Data to use ::
+ + + +
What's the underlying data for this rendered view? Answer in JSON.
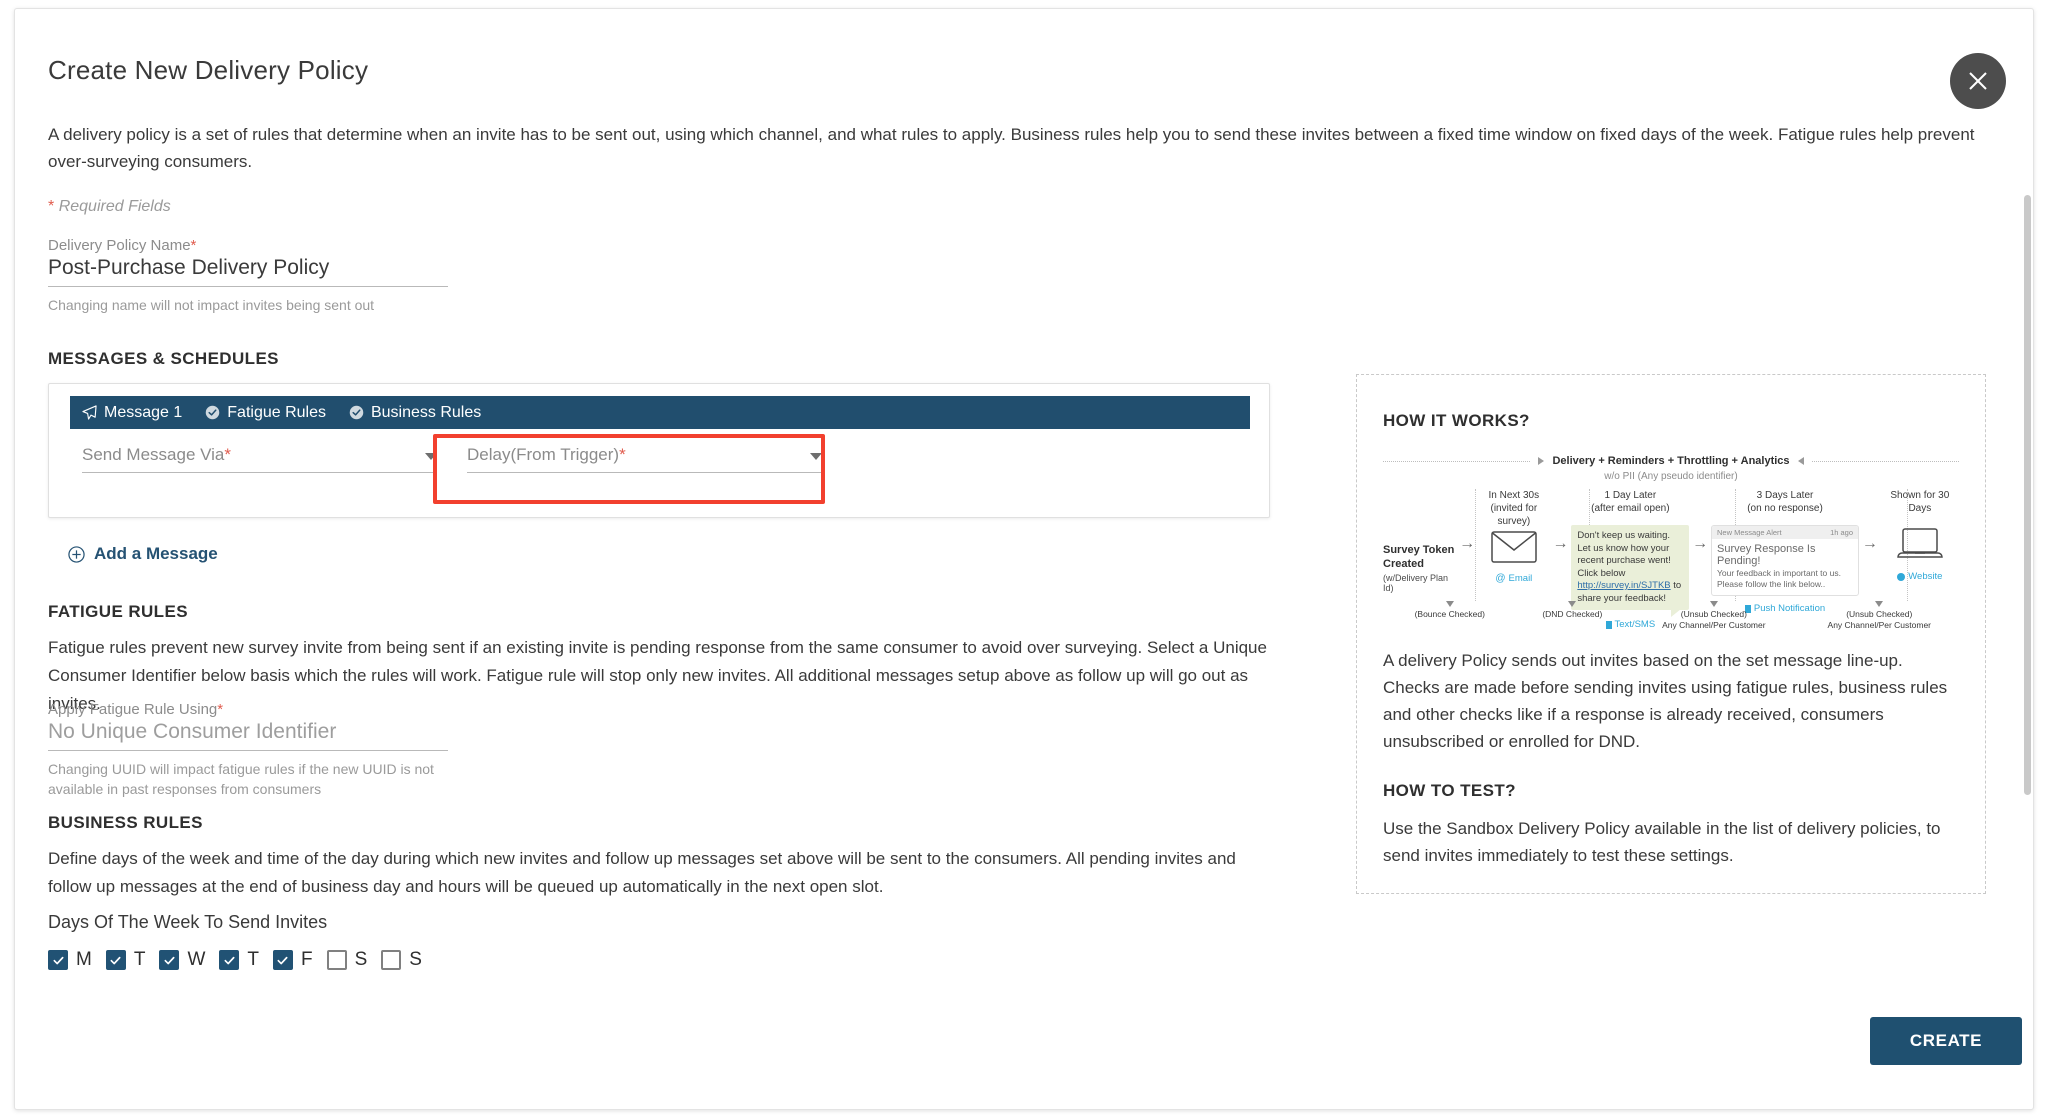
{
  "dialog": {
    "title": "Create New Delivery Policy",
    "close_icon": "close-icon",
    "intro": "A delivery policy is a set of rules that determine when an invite has to be sent out, using which channel, and what rules to apply. Business rules help you to send these invites between a fixed time window on fixed days of the week. Fatigue rules help prevent over-surveying consumers.",
    "required_star": "*",
    "required_fields_note": "Required Fields",
    "create_label": "CREATE"
  },
  "policy_name": {
    "label": "Delivery Policy Name",
    "required_star": "*",
    "value": "Post-Purchase Delivery Policy",
    "hint": "Changing name will not impact invites being sent out"
  },
  "messages_section": {
    "heading": "MESSAGES & SCHEDULES",
    "tabs": [
      {
        "label": "Message 1",
        "icon": "paper-plane-icon"
      },
      {
        "label": "Fatigue Rules",
        "icon": "check-circle-icon"
      },
      {
        "label": "Business Rules",
        "icon": "check-circle-icon"
      }
    ],
    "send_via": {
      "label": "Send Message Via",
      "required_star": "*",
      "value": ""
    },
    "delay": {
      "label": "Delay(From Trigger)",
      "required_star": "*",
      "value": "",
      "highlighted": true,
      "highlight_color": "#f2402e"
    },
    "add_message_label": "Add a Message"
  },
  "fatigue_section": {
    "heading": "FATIGUE RULES",
    "body": "Fatigue rules prevent new survey invite from being sent if an existing invite is pending response from the same consumer to avoid over surveying. Select a Unique Consumer Identifier below basis which the rules will work. Fatigue rule will stop only new invites. All additional messages setup above as follow up will go out as invites.",
    "field": {
      "label": "Apply Fatigue Rule Using",
      "required_star": "*",
      "value": "No Unique Consumer Identifier",
      "hint": "Changing UUID will impact fatigue rules if the new UUID is not available in past responses from consumers"
    }
  },
  "business_section": {
    "heading": "BUSINESS RULES",
    "body": "Define days of the week and time of the day during which new invites and follow up messages set above will be sent to the consumers. All pending invites and follow up messages at the end of business day and hours will be queued up automatically in the next open slot.",
    "days_label": "Days Of The Week To Send Invites",
    "days": [
      {
        "letter": "M",
        "checked": true
      },
      {
        "letter": "T",
        "checked": true
      },
      {
        "letter": "W",
        "checked": true
      },
      {
        "letter": "T",
        "checked": true
      },
      {
        "letter": "F",
        "checked": true
      },
      {
        "letter": "S",
        "checked": false
      },
      {
        "letter": "S",
        "checked": false
      }
    ],
    "checked_color": "#215274"
  },
  "info_panel": {
    "how_it_works_heading": "HOW IT WORKS?",
    "how_it_works_body": "A delivery Policy sends out invites based on the set message line-up. Checks are made before sending invites using fatigue rules, business rules and other checks like if a response is already received, consumers unsubscribed or enrolled for DND.",
    "how_to_test_heading": "HOW TO TEST?",
    "how_to_test_body": "Use the Sandbox Delivery Policy available in the list of delivery policies, to send invites immediately to test these settings.",
    "diagram": {
      "banner": "Delivery + Reminders + Throttling + Analytics",
      "banner_sub": "w/o PII (Any pseudo identifier)",
      "token_title": "Survey Token Created",
      "token_sub": "(w/Delivery Plan Id)",
      "steps": [
        {
          "caption_line1": "In Next 30s",
          "caption_line2": "(invited for survey)",
          "channel": "Email",
          "check": "(Bounce Checked)"
        },
        {
          "caption_line1": "1 Day Later",
          "caption_line2": "(after email open)",
          "channel": "Text/SMS",
          "check": "(DND Checked)"
        },
        {
          "caption_line1": "3 Days Later",
          "caption_line2": "(on no response)",
          "channel": "Push Notification",
          "check": "(Unsub Checked)",
          "check_line2": "Any Channel/Per Customer"
        },
        {
          "caption_line1": "Shown for 30 Days",
          "caption_line2": "",
          "channel": "Website",
          "check": "(Unsub Checked)",
          "check_line2": "Any Channel/Per Customer"
        }
      ],
      "sms_text_a": "Don't keep us waiting. Let us know how your recent purchase went! Click below ",
      "sms_link": "http://survey.in/SJTKB",
      "sms_text_b": " to share your feedback!",
      "push_header_left": "New Message Alert",
      "push_header_right": "1h ago",
      "push_title": "Survey Response Is Pending!",
      "push_body": "Your feedback in important to us. Please follow the link below.."
    }
  }
}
+ + + +
Copy all the entries word for word. Omit any pictures.

What's the underlying data for this rendered view? Answer in JSON.
{
  "dialog": {
    "title": "Create New Delivery Policy",
    "close_icon": "close-icon",
    "intro": "A delivery policy is a set of rules that determine when an invite has to be sent out, using which channel, and what rules to apply. Business rules help you to send these invites between a fixed time window on fixed days of the week. Fatigue rules help prevent over-surveying consumers.",
    "required_star": "*",
    "required_fields_note": "Required Fields",
    "create_label": "CREATE"
  },
  "policy_name": {
    "label": "Delivery Policy Name",
    "required_star": "*",
    "value": "Post-Purchase Delivery Policy",
    "hint": "Changing name will not impact invites being sent out"
  },
  "messages_section": {
    "heading": "MESSAGES & SCHEDULES",
    "tabs": [
      {
        "label": "Message 1",
        "icon": "paper-plane-icon"
      },
      {
        "label": "Fatigue Rules",
        "icon": "check-circle-icon"
      },
      {
        "label": "Business Rules",
        "icon": "check-circle-icon"
      }
    ],
    "send_via": {
      "label": "Send Message Via",
      "required_star": "*",
      "value": ""
    },
    "delay": {
      "label": "Delay(From Trigger)",
      "required_star": "*",
      "value": "",
      "highlighted": true,
      "highlight_color": "#f2402e"
    },
    "add_message_label": "Add a Message"
  },
  "fatigue_section": {
    "heading": "FATIGUE RULES",
    "body": "Fatigue rules prevent new survey invite from being sent if an existing invite is pending response from the same consumer to avoid over surveying. Select a Unique Consumer Identifier below basis which the rules will work. Fatigue rule will stop only new invites. All additional messages setup above as follow up will go out as invites.",
    "field": {
      "label": "Apply Fatigue Rule Using",
      "required_star": "*",
      "value": "No Unique Consumer Identifier",
      "hint": "Changing UUID will impact fatigue rules if the new UUID is not available in past responses from consumers"
    }
  },
  "business_section": {
    "heading": "BUSINESS RULES",
    "body": "Define days of the week and time of the day during which new invites and follow up messages set above will be sent to the consumers. All pending invites and follow up messages at the end of business day and hours will be queued up automatically in the next open slot.",
    "days_label": "Days Of The Week To Send Invites",
    "days": [
      {
        "letter": "M",
        "checked": true
      },
      {
        "letter": "T",
        "checked": true
      },
      {
        "letter": "W",
        "checked": true
      },
      {
        "letter": "T",
        "checked": true
      },
      {
        "letter": "F",
        "checked": true
      },
      {
        "letter": "S",
        "checked": false
      },
      {
        "letter": "S",
        "checked": false
      }
    ],
    "checked_color": "#215274"
  },
  "info_panel": {
    "how_it_works_heading": "HOW IT WORKS?",
    "how_it_works_body": "A delivery Policy sends out invites based on the set message line-up. Checks are made before sending invites using fatigue rules, business rules and other checks like if a response is already received, consumers unsubscribed or enrolled for DND.",
    "how_to_test_heading": "HOW TO TEST?",
    "how_to_test_body": "Use the Sandbox Delivery Policy available in the list of delivery policies, to send invites immediately to test these settings.",
    "diagram": {
      "banner": "Delivery + Reminders + Throttling + Analytics",
      "banner_sub": "w/o PII (Any pseudo identifier)",
      "token_title": "Survey Token Created",
      "token_sub": "(w/Delivery Plan Id)",
      "steps": [
        {
          "caption_line1": "In Next 30s",
          "caption_line2": "(invited for survey)",
          "channel": "Email",
          "check": "(Bounce Checked)"
        },
        {
          "caption_line1": "1 Day Later",
          "caption_line2": "(after email open)",
          "channel": "Text/SMS",
          "check": "(DND Checked)"
        },
        {
          "caption_line1": "3 Days Later",
          "caption_line2": "(on no response)",
          "channel": "Push Notification",
          "check": "(Unsub Checked)",
          "check_line2": "Any Channel/Per Customer"
        },
        {
          "caption_line1": "Shown for 30 Days",
          "caption_line2": "",
          "channel": "Website",
          "check": "(Unsub Checked)",
          "check_line2": "Any Channel/Per Customer"
        }
      ],
      "sms_text_a": "Don't keep us waiting. Let us know how your recent purchase went! Click below ",
      "sms_link": "http://survey.in/SJTKB",
      "sms_text_b": " to share your feedback!",
      "push_header_left": "New Message Alert",
      "push_header_right": "1h ago",
      "push_title": "Survey Response Is Pending!",
      "push_body": "Your feedback in important to us. Please follow the link below.."
    }
  }
}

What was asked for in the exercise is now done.